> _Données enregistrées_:
○ ○ ○ ○

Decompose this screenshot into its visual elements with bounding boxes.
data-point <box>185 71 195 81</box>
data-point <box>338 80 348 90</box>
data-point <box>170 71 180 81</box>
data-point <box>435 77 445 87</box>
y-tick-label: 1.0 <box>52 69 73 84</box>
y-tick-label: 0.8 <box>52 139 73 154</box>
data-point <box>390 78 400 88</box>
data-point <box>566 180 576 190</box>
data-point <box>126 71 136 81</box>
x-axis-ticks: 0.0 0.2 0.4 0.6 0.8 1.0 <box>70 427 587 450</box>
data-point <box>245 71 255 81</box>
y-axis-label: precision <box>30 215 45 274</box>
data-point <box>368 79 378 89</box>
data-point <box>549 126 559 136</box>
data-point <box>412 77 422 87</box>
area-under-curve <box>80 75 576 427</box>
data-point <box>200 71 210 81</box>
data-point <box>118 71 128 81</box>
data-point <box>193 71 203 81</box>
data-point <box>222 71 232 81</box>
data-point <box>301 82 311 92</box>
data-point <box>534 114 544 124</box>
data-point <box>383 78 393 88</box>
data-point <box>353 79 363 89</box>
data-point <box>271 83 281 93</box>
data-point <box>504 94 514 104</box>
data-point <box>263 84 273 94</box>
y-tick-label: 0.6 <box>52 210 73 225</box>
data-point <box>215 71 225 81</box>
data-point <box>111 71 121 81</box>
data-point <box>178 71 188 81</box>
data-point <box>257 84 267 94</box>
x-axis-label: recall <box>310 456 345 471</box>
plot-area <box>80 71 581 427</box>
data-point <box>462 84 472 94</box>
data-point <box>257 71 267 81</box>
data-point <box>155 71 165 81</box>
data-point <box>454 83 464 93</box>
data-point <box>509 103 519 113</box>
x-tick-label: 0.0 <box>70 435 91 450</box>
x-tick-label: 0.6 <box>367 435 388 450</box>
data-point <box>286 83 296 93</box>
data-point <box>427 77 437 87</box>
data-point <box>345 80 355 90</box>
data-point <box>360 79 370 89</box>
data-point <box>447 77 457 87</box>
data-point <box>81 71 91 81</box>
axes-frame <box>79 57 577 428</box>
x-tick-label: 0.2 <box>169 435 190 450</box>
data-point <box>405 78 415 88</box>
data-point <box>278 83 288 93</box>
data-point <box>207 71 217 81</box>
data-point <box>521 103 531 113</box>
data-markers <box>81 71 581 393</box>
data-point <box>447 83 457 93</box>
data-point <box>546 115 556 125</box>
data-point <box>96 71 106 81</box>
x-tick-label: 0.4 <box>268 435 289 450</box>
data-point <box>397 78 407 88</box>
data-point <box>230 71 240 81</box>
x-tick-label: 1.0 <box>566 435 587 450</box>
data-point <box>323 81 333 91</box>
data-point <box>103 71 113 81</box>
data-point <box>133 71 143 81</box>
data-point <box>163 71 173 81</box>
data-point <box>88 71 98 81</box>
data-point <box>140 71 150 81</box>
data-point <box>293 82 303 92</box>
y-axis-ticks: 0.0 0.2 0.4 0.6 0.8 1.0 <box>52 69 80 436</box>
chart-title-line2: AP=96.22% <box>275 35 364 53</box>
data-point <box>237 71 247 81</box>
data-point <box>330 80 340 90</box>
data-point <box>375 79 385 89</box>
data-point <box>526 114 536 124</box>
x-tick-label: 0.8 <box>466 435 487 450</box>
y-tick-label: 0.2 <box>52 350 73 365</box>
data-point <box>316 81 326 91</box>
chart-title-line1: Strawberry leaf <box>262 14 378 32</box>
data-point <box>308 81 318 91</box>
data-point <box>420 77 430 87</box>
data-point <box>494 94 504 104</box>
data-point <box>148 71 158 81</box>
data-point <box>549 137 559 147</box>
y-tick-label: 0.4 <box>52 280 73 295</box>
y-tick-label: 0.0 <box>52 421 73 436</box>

○ ○ ○ ○

> _Vos consignes_:
Renommez « data-point » en « point » dans l'ensemble des enregistrements ci-dessus, puis reproduisez toutes les lignes sans aucune autre modification.

> _Réponse attendue_:
Decompose this screenshot into its visual elements with bounding boxes.
point <box>185 71 195 81</box>
point <box>338 80 348 90</box>
point <box>170 71 180 81</box>
point <box>435 77 445 87</box>
y-tick-label: 1.0 <box>52 69 73 84</box>
y-tick-label: 0.8 <box>52 139 73 154</box>
point <box>390 78 400 88</box>
point <box>566 180 576 190</box>
point <box>126 71 136 81</box>
x-axis-ticks: 0.0 0.2 0.4 0.6 0.8 1.0 <box>70 427 587 450</box>
point <box>245 71 255 81</box>
y-axis-label: precision <box>30 215 45 274</box>
point <box>368 79 378 89</box>
point <box>549 126 559 136</box>
point <box>412 77 422 87</box>
area-under-curve <box>80 75 576 427</box>
point <box>200 71 210 81</box>
point <box>118 71 128 81</box>
point <box>193 71 203 81</box>
point <box>222 71 232 81</box>
point <box>301 82 311 92</box>
point <box>534 114 544 124</box>
point <box>383 78 393 88</box>
point <box>353 79 363 89</box>
point <box>271 83 281 93</box>
point <box>504 94 514 104</box>
point <box>263 84 273 94</box>
y-tick-label: 0.6 <box>52 210 73 225</box>
point <box>215 71 225 81</box>
point <box>111 71 121 81</box>
point <box>178 71 188 81</box>
point <box>257 84 267 94</box>
x-axis-label: recall <box>310 456 345 471</box>
plot-area <box>80 71 581 427</box>
point <box>462 84 472 94</box>
point <box>257 71 267 81</box>
point <box>155 71 165 81</box>
point <box>454 83 464 93</box>
point <box>509 103 519 113</box>
x-tick-label: 0.0 <box>70 435 91 450</box>
x-tick-label: 0.6 <box>367 435 388 450</box>
point <box>286 83 296 93</box>
point <box>427 77 437 87</box>
point <box>345 80 355 90</box>
point <box>360 79 370 89</box>
point <box>447 77 457 87</box>
point <box>81 71 91 81</box>
axes-frame <box>79 57 577 428</box>
x-tick-label: 0.2 <box>169 435 190 450</box>
point <box>405 78 415 88</box>
point <box>278 83 288 93</box>
point <box>207 71 217 81</box>
point <box>521 103 531 113</box>
data-markers <box>81 71 581 393</box>
point <box>447 83 457 93</box>
point <box>546 115 556 125</box>
point <box>96 71 106 81</box>
x-tick-label: 0.4 <box>268 435 289 450</box>
point <box>397 78 407 88</box>
point <box>230 71 240 81</box>
x-tick-label: 1.0 <box>566 435 587 450</box>
point <box>323 81 333 91</box>
point <box>103 71 113 81</box>
point <box>133 71 143 81</box>
point <box>163 71 173 81</box>
point <box>88 71 98 81</box>
point <box>140 71 150 81</box>
point <box>293 82 303 92</box>
y-axis-ticks: 0.0 0.2 0.4 0.6 0.8 1.0 <box>52 69 80 436</box>
chart-title-line2: AP=96.22% <box>275 35 364 53</box>
point <box>237 71 247 81</box>
point <box>330 80 340 90</box>
point <box>375 79 385 89</box>
point <box>526 114 536 124</box>
x-tick-label: 0.8 <box>466 435 487 450</box>
y-tick-label: 0.2 <box>52 350 73 365</box>
point <box>316 81 326 91</box>
chart-title-line1: Strawberry leaf <box>262 14 378 32</box>
point <box>308 81 318 91</box>
point <box>420 77 430 87</box>
point <box>494 94 504 104</box>
point <box>148 71 158 81</box>
point <box>549 137 559 147</box>
y-tick-label: 0.4 <box>52 280 73 295</box>
y-tick-label: 0.0 <box>52 421 73 436</box>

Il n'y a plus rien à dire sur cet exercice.